** begin DATASET EXCERPTS **
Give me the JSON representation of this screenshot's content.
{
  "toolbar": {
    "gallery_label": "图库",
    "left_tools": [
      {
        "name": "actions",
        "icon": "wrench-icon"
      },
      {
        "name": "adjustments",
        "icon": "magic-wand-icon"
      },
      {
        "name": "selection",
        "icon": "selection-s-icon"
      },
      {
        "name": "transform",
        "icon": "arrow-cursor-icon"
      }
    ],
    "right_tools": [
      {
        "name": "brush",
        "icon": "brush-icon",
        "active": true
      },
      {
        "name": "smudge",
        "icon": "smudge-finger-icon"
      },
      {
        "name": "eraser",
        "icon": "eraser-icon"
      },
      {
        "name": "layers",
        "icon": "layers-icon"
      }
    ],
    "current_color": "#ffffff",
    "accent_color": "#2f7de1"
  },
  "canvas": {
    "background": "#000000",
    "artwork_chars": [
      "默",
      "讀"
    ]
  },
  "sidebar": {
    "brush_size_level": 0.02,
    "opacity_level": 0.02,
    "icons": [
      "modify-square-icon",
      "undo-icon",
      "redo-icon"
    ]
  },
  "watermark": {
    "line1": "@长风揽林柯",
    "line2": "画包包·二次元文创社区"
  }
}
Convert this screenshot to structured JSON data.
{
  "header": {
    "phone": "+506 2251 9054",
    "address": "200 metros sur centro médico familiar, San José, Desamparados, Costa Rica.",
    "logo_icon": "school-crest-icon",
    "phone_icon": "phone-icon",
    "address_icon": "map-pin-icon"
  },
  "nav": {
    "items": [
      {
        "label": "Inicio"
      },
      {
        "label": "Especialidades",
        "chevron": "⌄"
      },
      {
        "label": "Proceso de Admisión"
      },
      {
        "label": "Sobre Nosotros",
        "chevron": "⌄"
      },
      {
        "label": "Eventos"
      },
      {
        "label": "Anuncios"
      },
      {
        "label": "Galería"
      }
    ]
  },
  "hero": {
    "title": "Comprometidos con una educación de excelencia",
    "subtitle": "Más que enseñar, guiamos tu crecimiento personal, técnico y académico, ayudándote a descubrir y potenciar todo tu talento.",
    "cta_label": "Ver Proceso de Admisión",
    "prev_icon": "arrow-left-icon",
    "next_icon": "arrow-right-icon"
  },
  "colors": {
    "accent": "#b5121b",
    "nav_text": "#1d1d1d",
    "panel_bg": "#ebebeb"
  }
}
** end DATASET EXCERPTS **
**WRITTEN INSTRUCTION:** Type the whole listing again, unaltered.

**RESPONSE TO THE EXERCISE:**
Give me the JSON representation of this screenshot's content.
{
  "toolbar": {
    "gallery_label": "图库",
    "left_tools": [
      {
        "name": "actions",
        "icon": "wrench-icon"
      },
      {
        "name": "adjustments",
        "icon": "magic-wand-icon"
      },
      {
        "name": "selection",
        "icon": "selection-s-icon"
      },
      {
        "name": "transform",
        "icon": "arrow-cursor-icon"
      }
    ],
    "right_tools": [
      {
        "name": "brush",
        "icon": "brush-icon",
        "active": true
      },
      {
        "name": "smudge",
        "icon": "smudge-finger-icon"
      },
      {
        "name": "eraser",
        "icon": "eraser-icon"
      },
      {
        "name": "layers",
        "icon": "layers-icon"
      }
    ],
    "current_color": "#ffffff",
    "accent_color": "#2f7de1"
  },
  "canvas": {
    "background": "#000000",
    "artwork_chars": [
      "默",
      "讀"
    ]
  },
  "sidebar": {
    "brush_size_level": 0.02,
    "opacity_level": 0.02,
    "icons": [
      "modify-square-icon",
      "undo-icon",
      "redo-icon"
    ]
  },
  "watermark": {
    "line1": "@长风揽林柯",
    "line2": "画包包·二次元文创社区"
  }
}
Convert this screenshot to structured JSON data.
{
  "header": {
    "phone": "+506 2251 9054",
    "address": "200 metros sur centro médico familiar, San José, Desamparados, Costa Rica.",
    "logo_icon": "school-crest-icon",
    "phone_icon": "phone-icon",
    "address_icon": "map-pin-icon"
  },
  "nav": {
    "items": [
      {
        "label": "Inicio"
      },
      {
        "label": "Especialidades",
        "chevron": "⌄"
      },
      {
        "label": "Proceso de Admisión"
      },
      {
        "label": "Sobre Nosotros",
        "chevron": "⌄"
      },
      {
        "label": "Eventos"
      },
      {
        "label": "Anuncios"
      },
      {
        "label": "Galería"
      }
    ]
  },
  "hero": {
    "title": "Comprometidos con una educación de excelencia",
    "subtitle": "Más que enseñar, guiamos tu crecimiento personal, técnico y académico, ayudándote a descubrir y potenciar todo tu talento.",
    "cta_label": "Ver Proceso de Admisión",
    "prev_icon": "arrow-left-icon",
    "next_icon": "arrow-right-icon"
  },
  "colors": {
    "accent": "#b5121b",
    "nav_text": "#1d1d1d",
    "panel_bg": "#ebebeb"
  }
}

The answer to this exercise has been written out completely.